Output all the entries word for word. Omit the pictures.
** Begin The records **
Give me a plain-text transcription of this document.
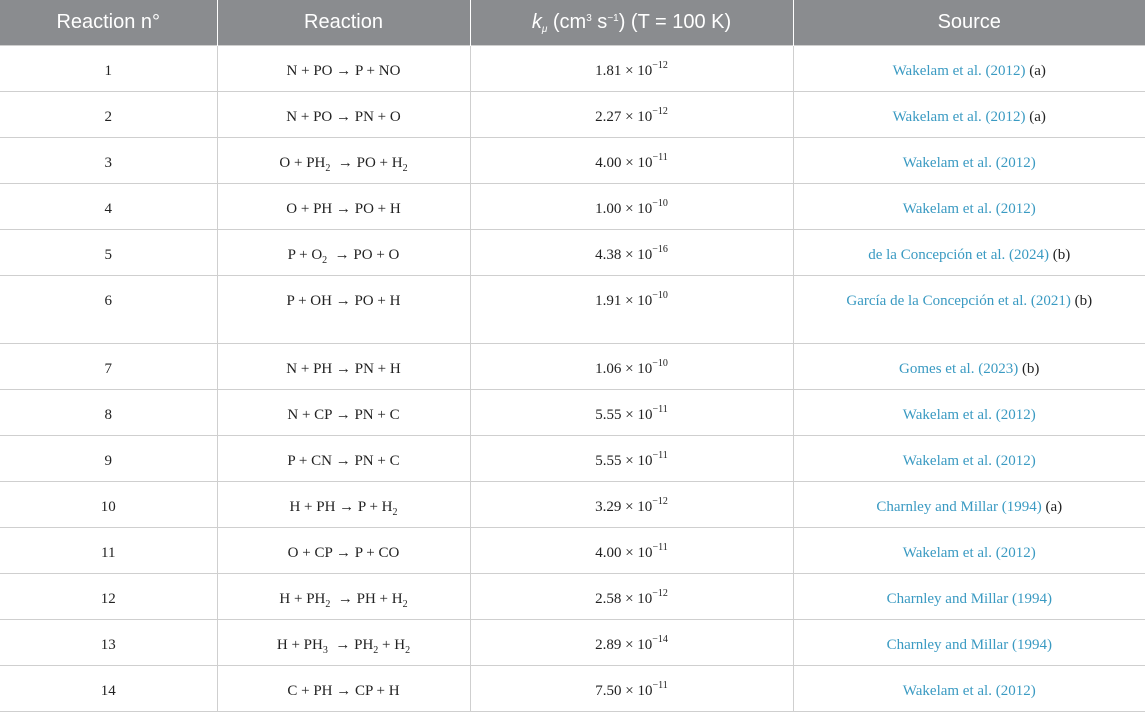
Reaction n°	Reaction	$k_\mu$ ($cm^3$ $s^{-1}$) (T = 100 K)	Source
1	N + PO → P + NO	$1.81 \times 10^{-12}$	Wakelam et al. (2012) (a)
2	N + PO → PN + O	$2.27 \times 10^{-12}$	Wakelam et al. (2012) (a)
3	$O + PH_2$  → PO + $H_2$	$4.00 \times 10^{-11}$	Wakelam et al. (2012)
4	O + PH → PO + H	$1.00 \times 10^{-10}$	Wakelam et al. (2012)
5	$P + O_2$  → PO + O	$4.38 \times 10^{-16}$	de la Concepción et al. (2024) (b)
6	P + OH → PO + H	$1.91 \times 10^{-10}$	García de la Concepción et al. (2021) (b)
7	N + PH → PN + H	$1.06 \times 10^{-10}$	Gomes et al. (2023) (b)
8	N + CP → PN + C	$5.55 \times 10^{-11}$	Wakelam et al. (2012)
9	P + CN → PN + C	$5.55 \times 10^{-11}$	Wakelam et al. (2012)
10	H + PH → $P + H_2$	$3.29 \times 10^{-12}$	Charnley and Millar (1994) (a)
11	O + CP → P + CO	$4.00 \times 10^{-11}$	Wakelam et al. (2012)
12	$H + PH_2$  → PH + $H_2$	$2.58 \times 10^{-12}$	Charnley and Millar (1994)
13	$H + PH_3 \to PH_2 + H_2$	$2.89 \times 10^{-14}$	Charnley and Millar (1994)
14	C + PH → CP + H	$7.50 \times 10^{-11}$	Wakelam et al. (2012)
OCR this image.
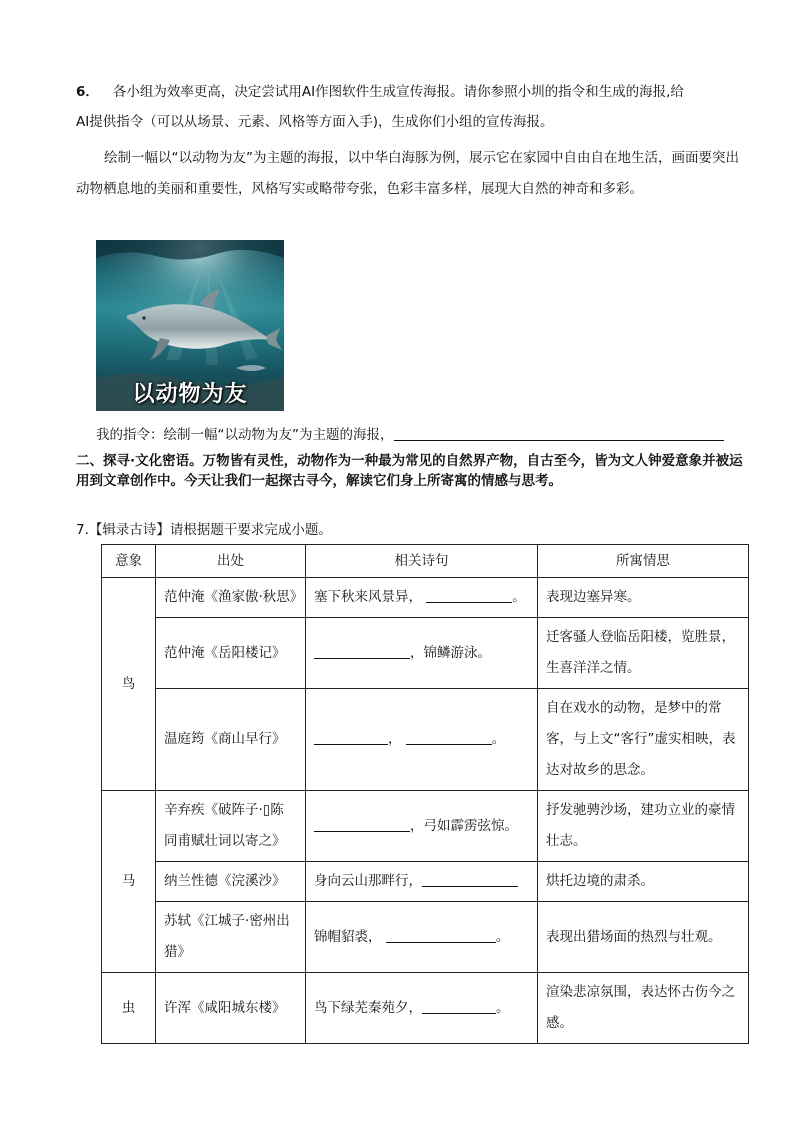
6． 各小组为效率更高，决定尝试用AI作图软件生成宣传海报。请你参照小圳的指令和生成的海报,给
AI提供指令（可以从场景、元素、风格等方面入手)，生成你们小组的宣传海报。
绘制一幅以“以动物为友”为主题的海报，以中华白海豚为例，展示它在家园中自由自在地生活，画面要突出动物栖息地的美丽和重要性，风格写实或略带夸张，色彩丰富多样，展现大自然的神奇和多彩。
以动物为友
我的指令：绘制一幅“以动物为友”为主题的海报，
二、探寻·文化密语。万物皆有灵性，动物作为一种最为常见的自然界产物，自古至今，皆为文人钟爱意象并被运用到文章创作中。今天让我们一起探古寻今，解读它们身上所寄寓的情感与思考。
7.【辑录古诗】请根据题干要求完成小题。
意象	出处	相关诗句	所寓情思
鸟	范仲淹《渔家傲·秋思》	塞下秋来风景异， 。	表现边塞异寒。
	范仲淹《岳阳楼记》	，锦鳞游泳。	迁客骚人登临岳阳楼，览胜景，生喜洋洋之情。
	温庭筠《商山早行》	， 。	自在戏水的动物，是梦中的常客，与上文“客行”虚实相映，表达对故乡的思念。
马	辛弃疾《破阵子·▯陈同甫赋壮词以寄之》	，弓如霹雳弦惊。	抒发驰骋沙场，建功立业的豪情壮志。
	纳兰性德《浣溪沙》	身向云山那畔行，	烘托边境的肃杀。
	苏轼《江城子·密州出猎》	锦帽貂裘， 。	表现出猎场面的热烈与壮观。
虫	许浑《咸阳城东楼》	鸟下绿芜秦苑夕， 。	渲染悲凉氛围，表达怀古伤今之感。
** End The records **
- Result of the exercise -
Give me a plain-text transcription of this document.
Reaction n°	Reaction	$k_\mu$ ($cm^3$ $s^{-1}$) (T = 100 K)	Source
1	N + PO → P + NO	$1.81 \times 10^{-12}$	Wakelam et al. (2012) (a)
2	N + PO → PN + O	$2.27 \times 10^{-12}$	Wakelam et al. (2012) (a)
3	$O + PH_2$  → PO + $H_2$	$4.00 \times 10^{-11}$	Wakelam et al. (2012)
4	O + PH → PO + H	$1.00 \times 10^{-10}$	Wakelam et al. (2012)
5	$P + O_2$  → PO + O	$4.38 \times 10^{-16}$	de la Concepción et al. (2024) (b)
6	P + OH → PO + H	$1.91 \times 10^{-10}$	García de la Concepción et al. (2021) (b)
7	N + PH → PN + H	$1.06 \times 10^{-10}$	Gomes et al. (2023) (b)
8	N + CP → PN + C	$5.55 \times 10^{-11}$	Wakelam et al. (2012)
9	P + CN → PN + C	$5.55 \times 10^{-11}$	Wakelam et al. (2012)
10	H + PH → $P + H_2$	$3.29 \times 10^{-12}$	Charnley and Millar (1994) (a)
11	O + CP → P + CO	$4.00 \times 10^{-11}$	Wakelam et al. (2012)
12	$H + PH_2$  → PH + $H_2$	$2.58 \times 10^{-12}$	Charnley and Millar (1994)
13	$H + PH_3 \to PH_2 + H_2$	$2.89 \times 10^{-14}$	Charnley and Millar (1994)
14	C + PH → CP + H	$7.50 \times 10^{-11}$	Wakelam et al. (2012)
OCR this image.
6． 各小组为效率更高，决定尝试用AI作图软件生成宣传海报。请你参照小圳的指令和生成的海报,给
AI提供指令（可以从场景、元素、风格等方面入手)，生成你们小组的宣传海报。
绘制一幅以“以动物为友”为主题的海报，以中华白海豚为例，展示它在家园中自由自在地生活，画面要突出动物栖息地的美丽和重要性，风格写实或略带夸张，色彩丰富多样，展现大自然的神奇和多彩。
以动物为友
我的指令：绘制一幅“以动物为友”为主题的海报，
二、探寻·文化密语。万物皆有灵性，动物作为一种最为常见的自然界产物，自古至今，皆为文人钟爱意象并被运用到文章创作中。今天让我们一起探古寻今，解读它们身上所寄寓的情感与思考。
7.【辑录古诗】请根据题干要求完成小题。
意象	出处	相关诗句	所寓情思
鸟	范仲淹《渔家傲·秋思》	塞下秋来风景异， 。	表现边塞异寒。
	范仲淹《岳阳楼记》	，锦鳞游泳。	迁客骚人登临岳阳楼，览胜景，生喜洋洋之情。
	温庭筠《商山早行》	， 。	自在戏水的动物，是梦中的常客，与上文“客行”虚实相映，表达对故乡的思念。
马	辛弃疾《破阵子·▯陈同甫赋壮词以寄之》	，弓如霹雳弦惊。	抒发驰骋沙场，建功立业的豪情壮志。
	纳兰性德《浣溪沙》	身向云山那畔行，	烘托边境的肃杀。
	苏轼《江城子·密州出猎》	锦帽貂裘， 。	表现出猎场面的热烈与壮观。
虫	许浑《咸阳城东楼》	鸟下绿芜秦苑夕， 。	渲染悲凉氛围，表达怀古伤今之感。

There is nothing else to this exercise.